**GIVEN INFORMATION**.

※

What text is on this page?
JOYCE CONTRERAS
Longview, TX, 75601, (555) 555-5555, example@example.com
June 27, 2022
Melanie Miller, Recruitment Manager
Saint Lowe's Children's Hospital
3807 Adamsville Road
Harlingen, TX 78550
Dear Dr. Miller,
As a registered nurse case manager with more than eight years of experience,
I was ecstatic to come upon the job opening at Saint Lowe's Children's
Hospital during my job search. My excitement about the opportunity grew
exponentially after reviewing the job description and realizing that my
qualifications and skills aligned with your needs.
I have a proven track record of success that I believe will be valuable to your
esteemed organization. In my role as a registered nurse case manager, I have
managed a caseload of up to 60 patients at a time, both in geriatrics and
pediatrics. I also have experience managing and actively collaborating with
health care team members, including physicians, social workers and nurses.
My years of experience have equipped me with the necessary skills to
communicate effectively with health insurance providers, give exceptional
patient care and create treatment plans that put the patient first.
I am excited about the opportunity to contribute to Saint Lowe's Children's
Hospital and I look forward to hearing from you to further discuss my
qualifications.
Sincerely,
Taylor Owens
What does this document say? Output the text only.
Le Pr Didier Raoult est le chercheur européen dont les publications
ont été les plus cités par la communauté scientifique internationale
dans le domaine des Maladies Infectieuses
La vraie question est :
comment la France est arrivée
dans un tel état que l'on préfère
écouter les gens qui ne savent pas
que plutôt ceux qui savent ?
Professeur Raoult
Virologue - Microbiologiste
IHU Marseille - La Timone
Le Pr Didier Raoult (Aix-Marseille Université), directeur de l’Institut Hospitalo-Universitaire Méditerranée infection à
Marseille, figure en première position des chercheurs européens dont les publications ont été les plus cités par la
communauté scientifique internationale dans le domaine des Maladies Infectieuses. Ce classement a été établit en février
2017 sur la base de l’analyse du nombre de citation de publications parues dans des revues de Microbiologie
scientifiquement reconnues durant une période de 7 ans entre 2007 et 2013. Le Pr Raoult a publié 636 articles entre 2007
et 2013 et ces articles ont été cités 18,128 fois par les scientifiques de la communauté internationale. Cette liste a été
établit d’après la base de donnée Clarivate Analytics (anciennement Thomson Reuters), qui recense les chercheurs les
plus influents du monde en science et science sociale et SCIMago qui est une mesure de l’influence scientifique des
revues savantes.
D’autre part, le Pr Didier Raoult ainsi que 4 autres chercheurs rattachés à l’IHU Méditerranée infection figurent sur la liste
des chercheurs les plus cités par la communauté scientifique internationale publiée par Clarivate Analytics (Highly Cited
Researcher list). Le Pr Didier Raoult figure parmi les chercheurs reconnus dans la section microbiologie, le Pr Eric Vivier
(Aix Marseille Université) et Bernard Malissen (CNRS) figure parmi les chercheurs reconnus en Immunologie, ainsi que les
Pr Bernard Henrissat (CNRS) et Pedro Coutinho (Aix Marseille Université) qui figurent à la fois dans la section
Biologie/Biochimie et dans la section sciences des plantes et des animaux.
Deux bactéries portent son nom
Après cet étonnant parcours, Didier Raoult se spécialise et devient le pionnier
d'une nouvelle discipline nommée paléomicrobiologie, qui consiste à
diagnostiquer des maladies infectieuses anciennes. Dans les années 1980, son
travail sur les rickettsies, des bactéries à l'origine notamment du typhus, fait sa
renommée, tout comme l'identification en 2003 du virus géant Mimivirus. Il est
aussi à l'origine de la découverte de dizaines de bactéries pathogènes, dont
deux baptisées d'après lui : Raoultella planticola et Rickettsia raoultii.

※

**TASK TO COMPLETE**.
Wherever the string "qualifications" appears in the entries, copy that line.

**RESPONSE**.
qualifications and skills aligned with your needs.
qualifications.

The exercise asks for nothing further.